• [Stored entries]
================================
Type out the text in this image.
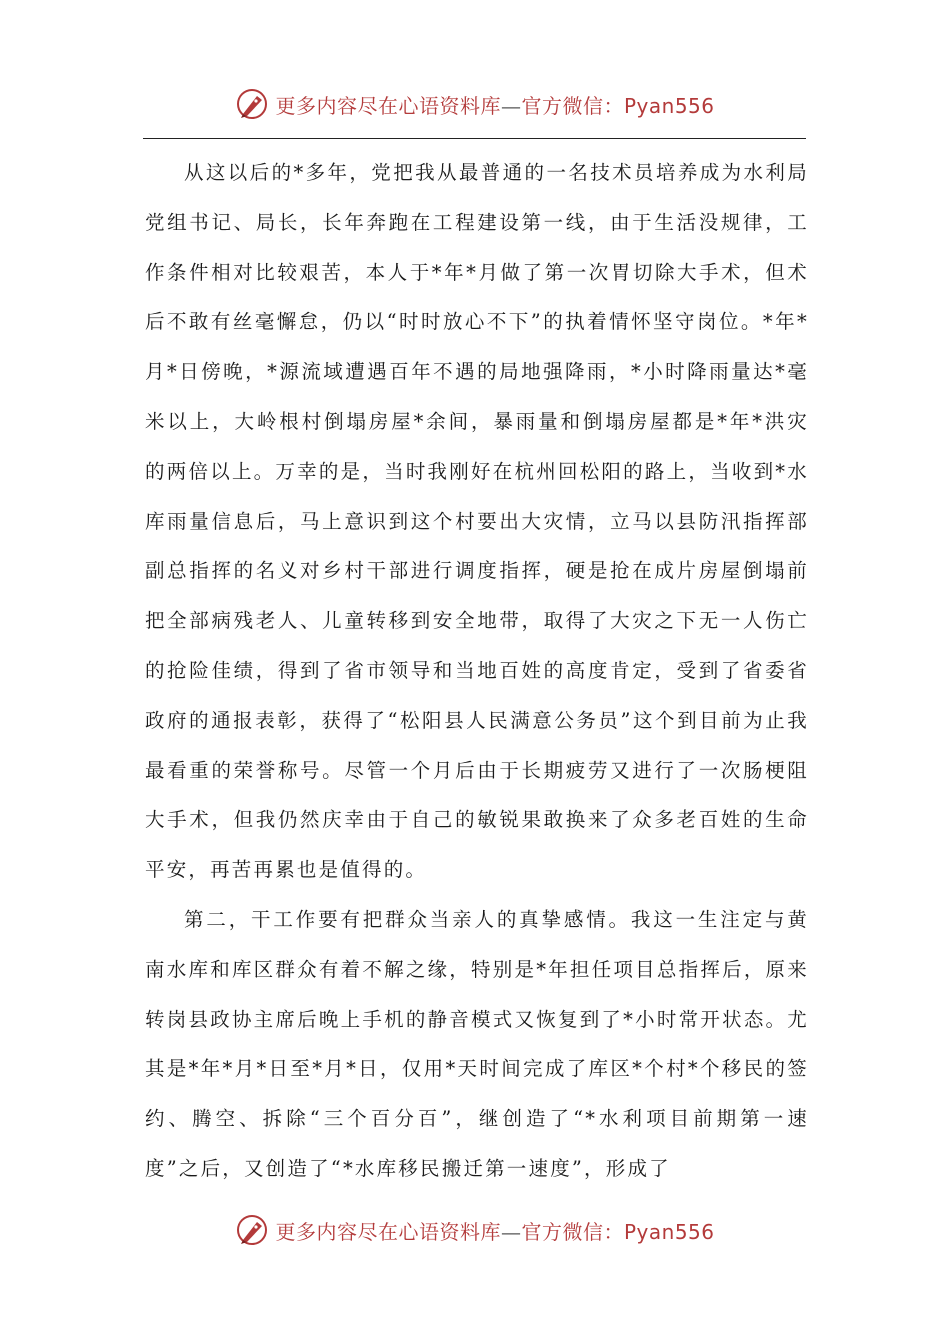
更多内容尽在心语资料库—官方微信：Pyan556

从这以后的*多年，党把我从最普通的一名技术员培养成为水利局党组书记、局长，长年奔跑在工程建设第一线，由于生活没规律，工作条件相对比较艰苦，本人于*年*月做了第一次胃切除大手术，但术后不敢有丝毫懈怠，仍以“时时放心不下”的执着情怀坚守岗位。*年*月*日傍晚，*源流域遭遇百年不遇的局地强降雨，*小时降雨量达*毫米以上，大岭根村倒塌房屋*余间，暴雨量和倒塌房屋都是*年*洪灾的两倍以上。万幸的是，当时我刚好在杭州回松阳的路上，当收到*水库雨量信息后，马上意识到这个村要出大灾情，立马以县防汛指挥部副总指挥的名义对乡村干部进行调度指挥，硬是抢在成片房屋倒塌前把全部病残老人、儿童转移到安全地带，取得了大灾之下无一人伤亡的抢险佳绩，得到了省市领导和当地百姓的高度肯定，受到了省委省政府的通报表彰，获得了“松阳县人民满意公务员”这个到目前为止我最看重的荣誉称号。尽管一个月后由于长期疲劳又进行了一次肠梗阻大手术，但我仍然庆幸由于自己的敏锐果敢换来了众多老百姓的生命平安，再苦再累也是值得的。

第二，干工作要有把群众当亲人的真挚感情。我这一生注定与黄南水库和库区群众有着不解之缘，特别是*年担任项目总指挥后，原来转岗县政协主席后晚上手机的静音模式又恢复到了*小时常开状态。尤其是*年*月*日至*月*日，仅用*天时间完成了库区*个村*个移民的签约、腾空、拆除“三个百分百”，继创造了“*水利项目前期第一速度”之后，又创造了“*水库移民搬迁第一速度”，形成了

更多内容尽在心语资料库—官方微信：Pyan556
================================
• [The exercise] Leave the pictures out and print the records above exactly as they stand.

• [Problem solution]
Type out the text in this image.
更多内容尽在心语资料库—官方微信：Pyan556

从这以后的*多年，党把我从最普通的一名技术员培养成为水利局党组书记、局长，长年奔跑在工程建设第一线，由于生活没规律，工作条件相对比较艰苦，本人于*年*月做了第一次胃切除大手术，但术后不敢有丝毫懈怠，仍以“时时放心不下”的执着情怀坚守岗位。*年*月*日傍晚，*源流域遭遇百年不遇的局地强降雨，*小时降雨量达*毫米以上，大岭根村倒塌房屋*余间，暴雨量和倒塌房屋都是*年*洪灾的两倍以上。万幸的是，当时我刚好在杭州回松阳的路上，当收到*水库雨量信息后，马上意识到这个村要出大灾情，立马以县防汛指挥部副总指挥的名义对乡村干部进行调度指挥，硬是抢在成片房屋倒塌前把全部病残老人、儿童转移到安全地带，取得了大灾之下无一人伤亡的抢险佳绩，得到了省市领导和当地百姓的高度肯定，受到了省委省政府的通报表彰，获得了“松阳县人民满意公务员”这个到目前为止我最看重的荣誉称号。尽管一个月后由于长期疲劳又进行了一次肠梗阻大手术，但我仍然庆幸由于自己的敏锐果敢换来了众多老百姓的生命平安，再苦再累也是值得的。

第二，干工作要有把群众当亲人的真挚感情。我这一生注定与黄南水库和库区群众有着不解之缘，特别是*年担任项目总指挥后，原来转岗县政协主席后晚上手机的静音模式又恢复到了*小时常开状态。尤其是*年*月*日至*月*日，仅用*天时间完成了库区*个村*个移民的签约、腾空、拆除“三个百分百”，继创造了“*水利项目前期第一速度”之后，又创造了“*水库移民搬迁第一速度”，形成了

更多内容尽在心语资料库—官方微信：Pyan556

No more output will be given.